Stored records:

+++++

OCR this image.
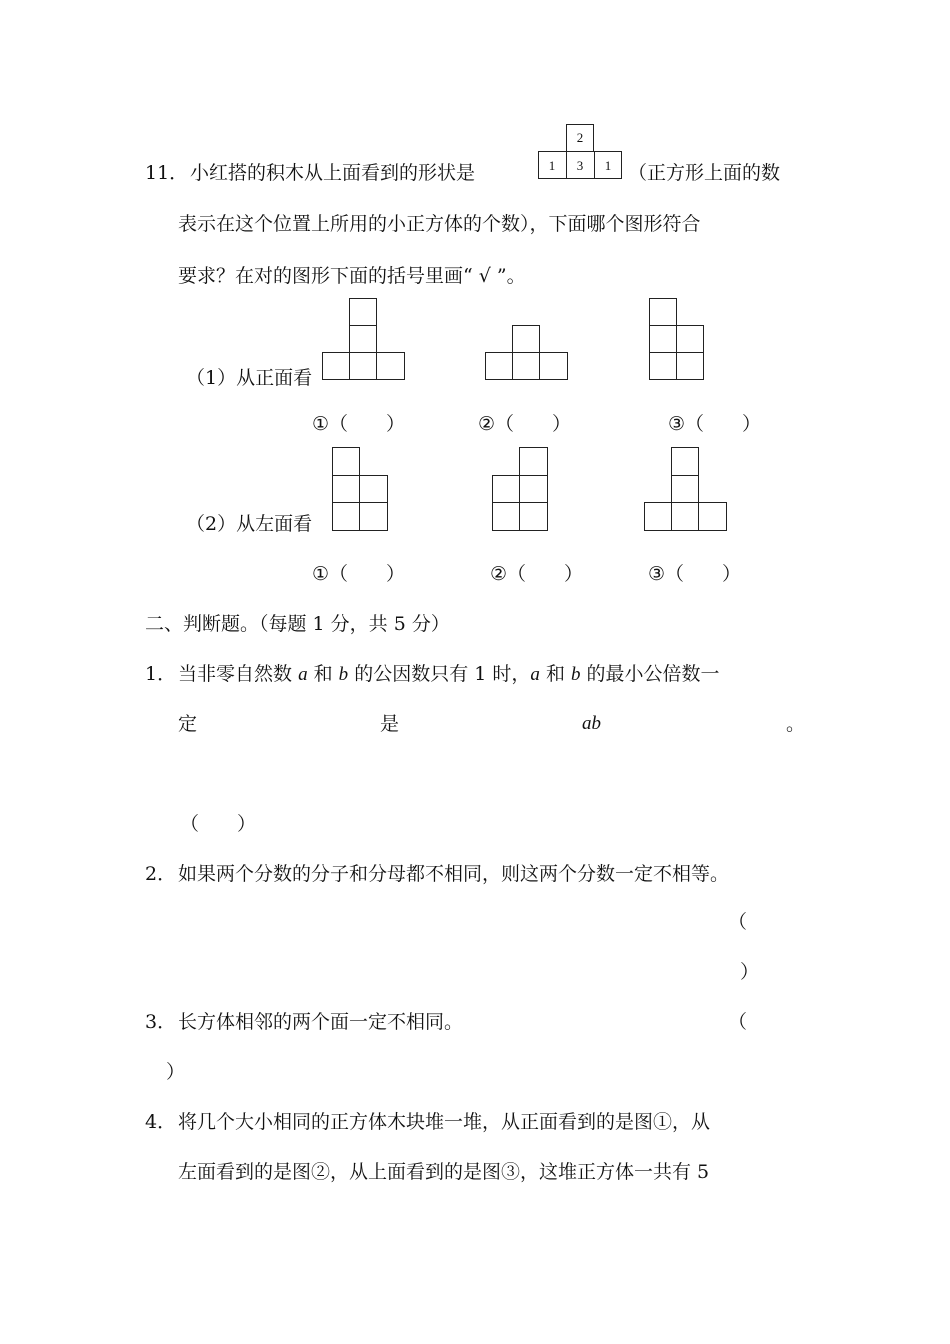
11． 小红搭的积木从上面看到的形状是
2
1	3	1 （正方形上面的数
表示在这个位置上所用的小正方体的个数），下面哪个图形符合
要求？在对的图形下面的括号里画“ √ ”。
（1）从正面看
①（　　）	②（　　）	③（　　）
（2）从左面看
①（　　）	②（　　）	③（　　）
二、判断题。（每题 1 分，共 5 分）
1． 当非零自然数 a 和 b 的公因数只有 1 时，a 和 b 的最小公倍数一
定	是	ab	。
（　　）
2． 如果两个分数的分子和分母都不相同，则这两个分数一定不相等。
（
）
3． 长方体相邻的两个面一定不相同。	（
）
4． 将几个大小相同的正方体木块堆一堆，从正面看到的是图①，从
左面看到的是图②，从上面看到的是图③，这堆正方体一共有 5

+++++

**Work to complete:** Excluding the pictures, reproduce every entry exactly as given.

**Solution for this task:**
OCR this image.
11． 小红搭的积木从上面看到的形状是
2
1	3	1 （正方形上面的数
表示在这个位置上所用的小正方体的个数），下面哪个图形符合
要求？在对的图形下面的括号里画“ √ ”。
（1）从正面看
①（　　）	②（　　）	③（　　）
（2）从左面看
①（　　）	②（　　）	③（　　）
二、判断题。（每题 1 分，共 5 分）
1． 当非零自然数 a 和 b 的公因数只有 1 时，a 和 b 的最小公倍数一
定	是	ab	。
（　　）
2． 如果两个分数的分子和分母都不相同，则这两个分数一定不相等。
（
）
3． 长方体相邻的两个面一定不相同。	（
）
4． 将几个大小相同的正方体木块堆一堆，从正面看到的是图①，从
左面看到的是图②，从上面看到的是图③，这堆正方体一共有 5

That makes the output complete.